Given request – Carry none of the pictures over; write out the complete data exactly.

Data excerpts –

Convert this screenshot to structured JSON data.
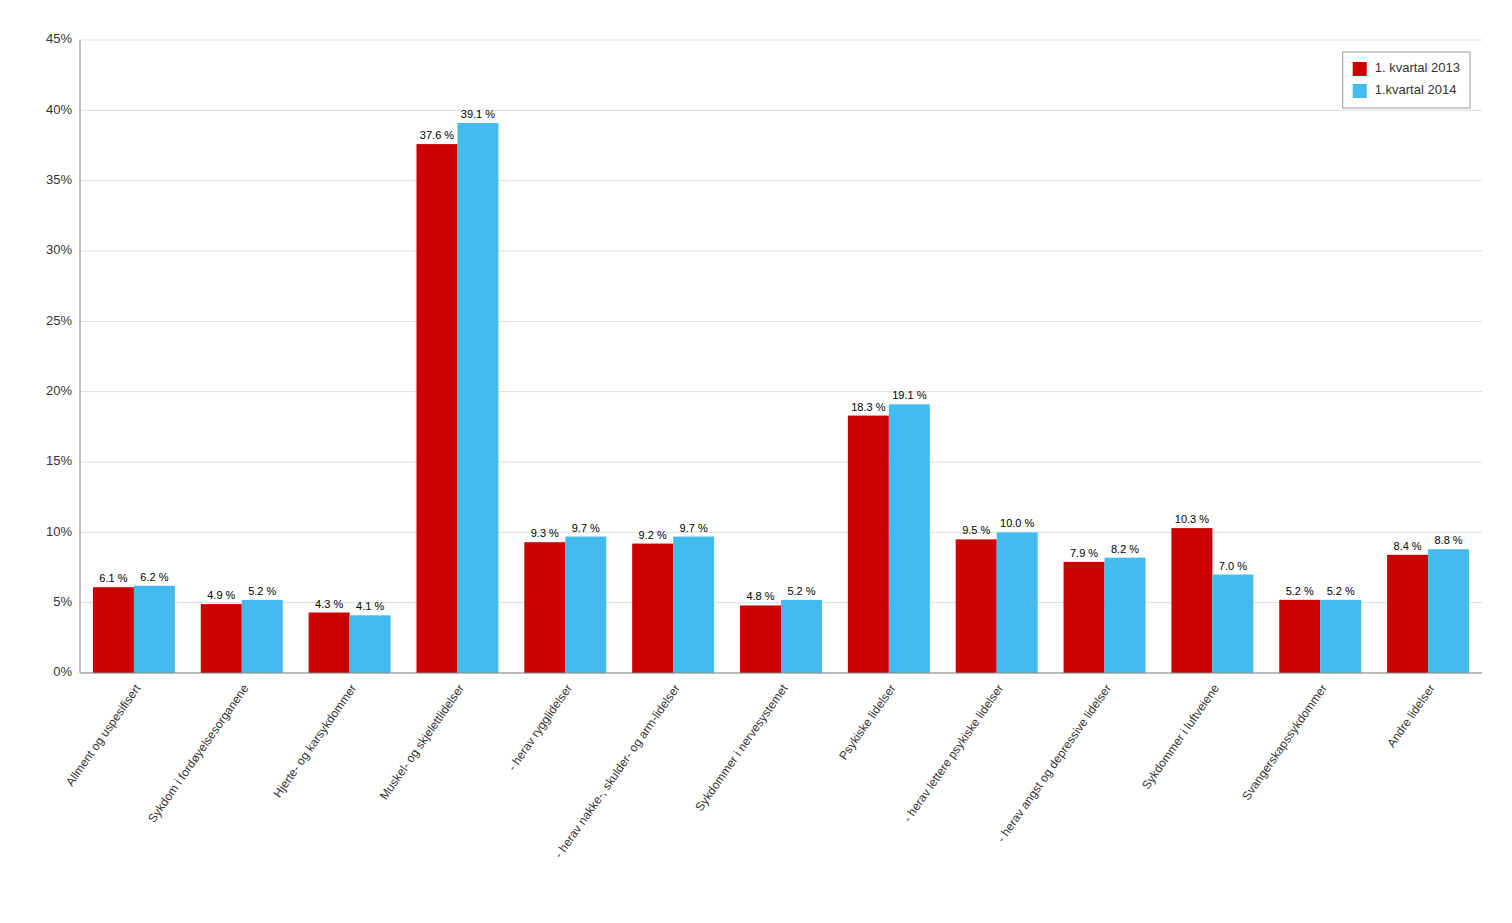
{
  "chart_data": {
    "type": "bar",
    "categories": [
      "Allment og uspesifisert",
      "Sykdom i fordøyelsesorganene",
      "Hjerte- og karsykdommer",
      "Muskel- og skjelettlidelser",
      "- herav rygglidelser",
      "- herav nakke-, skulder- og arm-lidelser",
      "Sykdommer i nervesystemet",
      "Psykiske lidelser",
      "- herav lettere psykiske lidelser",
      "- herav angst og depressive lidelser",
      "Sykdommer i luftveiene",
      "Svangerskapssykdommer",
      "Andre lidelser"
    ],
    "series": [
      {
        "name": "1. kvartal 2013",
        "color": "#cc0000",
        "values": [
          6.1,
          4.9,
          4.3,
          37.6,
          9.3,
          9.2,
          4.8,
          18.3,
          9.5,
          7.9,
          10.3,
          5.2,
          8.4
        ],
        "value_labels": [
          "6.1 %",
          "4.9 %",
          "4.3 %",
          "37.6 %",
          "9.3 %",
          "9.2 %",
          "4.8 %",
          "18.3 %",
          "9.5 %",
          "7.9 %",
          "10.3 %",
          "5.2 %",
          "8.4 %"
        ]
      },
      {
        "name": "1.kvartal 2014",
        "color": "#44bbee",
        "values": [
          6.2,
          5.2,
          4.1,
          39.1,
          9.7,
          9.7,
          5.2,
          19.1,
          10.0,
          8.2,
          7.0,
          5.2,
          8.8
        ],
        "value_labels": [
          "6.2 %",
          "5.2 %",
          "4.1 %",
          "39.1 %",
          "9.7 %",
          "9.7 %",
          "5.2 %",
          "19.1 %",
          "10.0 %",
          "8.2 %",
          "7.0 %",
          "5.2 %",
          "8.8 %"
        ]
      }
    ],
    "ylim": [
      0,
      45
    ],
    "yticks": [
      {
        "value": 0,
        "label": "0%"
      },
      {
        "value": 5,
        "label": "5%"
      },
      {
        "value": 10,
        "label": "10%"
      },
      {
        "value": 15,
        "label": "15%"
      },
      {
        "value": 20,
        "label": "20%"
      },
      {
        "value": 25,
        "label": "25%"
      },
      {
        "value": 30,
        "label": "30%"
      },
      {
        "value": 35,
        "label": "35%"
      },
      {
        "value": 40,
        "label": "40%"
      },
      {
        "value": 45,
        "label": "45%"
      }
    ],
    "grid": true,
    "legend": "upper right",
    "data_labels": true
  }
}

The solution –
Convert this screenshot to structured JSON data.
{
  "chart_data": {
    "type": "bar",
    "categories": [
      "Allment og uspesifisert",
      "Sykdom i fordøyelsesorganene",
      "Hjerte- og karsykdommer",
      "Muskel- og skjelettlidelser",
      "- herav rygglidelser",
      "- herav nakke-, skulder- og arm-lidelser",
      "Sykdommer i nervesystemet",
      "Psykiske lidelser",
      "- herav lettere psykiske lidelser",
      "- herav angst og depressive lidelser",
      "Sykdommer i luftveiene",
      "Svangerskapssykdommer",
      "Andre lidelser"
    ],
    "series": [
      {
        "name": "1. kvartal 2013",
        "color": "#cc0000",
        "values": [
          6.1,
          4.9,
          4.3,
          37.6,
          9.3,
          9.2,
          4.8,
          18.3,
          9.5,
          7.9,
          10.3,
          5.2,
          8.4
        ],
        "value_labels": [
          "6.1 %",
          "4.9 %",
          "4.3 %",
          "37.6 %",
          "9.3 %",
          "9.2 %",
          "4.8 %",
          "18.3 %",
          "9.5 %",
          "7.9 %",
          "10.3 %",
          "5.2 %",
          "8.4 %"
        ]
      },
      {
        "name": "1.kvartal 2014",
        "color": "#44bbee",
        "values": [
          6.2,
          5.2,
          4.1,
          39.1,
          9.7,
          9.7,
          5.2,
          19.1,
          10.0,
          8.2,
          7.0,
          5.2,
          8.8
        ],
        "value_labels": [
          "6.2 %",
          "5.2 %",
          "4.1 %",
          "39.1 %",
          "9.7 %",
          "9.7 %",
          "5.2 %",
          "19.1 %",
          "10.0 %",
          "8.2 %",
          "7.0 %",
          "5.2 %",
          "8.8 %"
        ]
      }
    ],
    "ylim": [
      0,
      45
    ],
    "yticks": [
      {
        "value": 0,
        "label": "0%"
      },
      {
        "value": 5,
        "label": "5%"
      },
      {
        "value": 10,
        "label": "10%"
      },
      {
        "value": 15,
        "label": "15%"
      },
      {
        "value": 20,
        "label": "20%"
      },
      {
        "value": 25,
        "label": "25%"
      },
      {
        "value": 30,
        "label": "30%"
      },
      {
        "value": 35,
        "label": "35%"
      },
      {
        "value": 40,
        "label": "40%"
      },
      {
        "value": 45,
        "label": "45%"
      }
    ],
    "grid": true,
    "legend": "upper right",
    "data_labels": true
  }
}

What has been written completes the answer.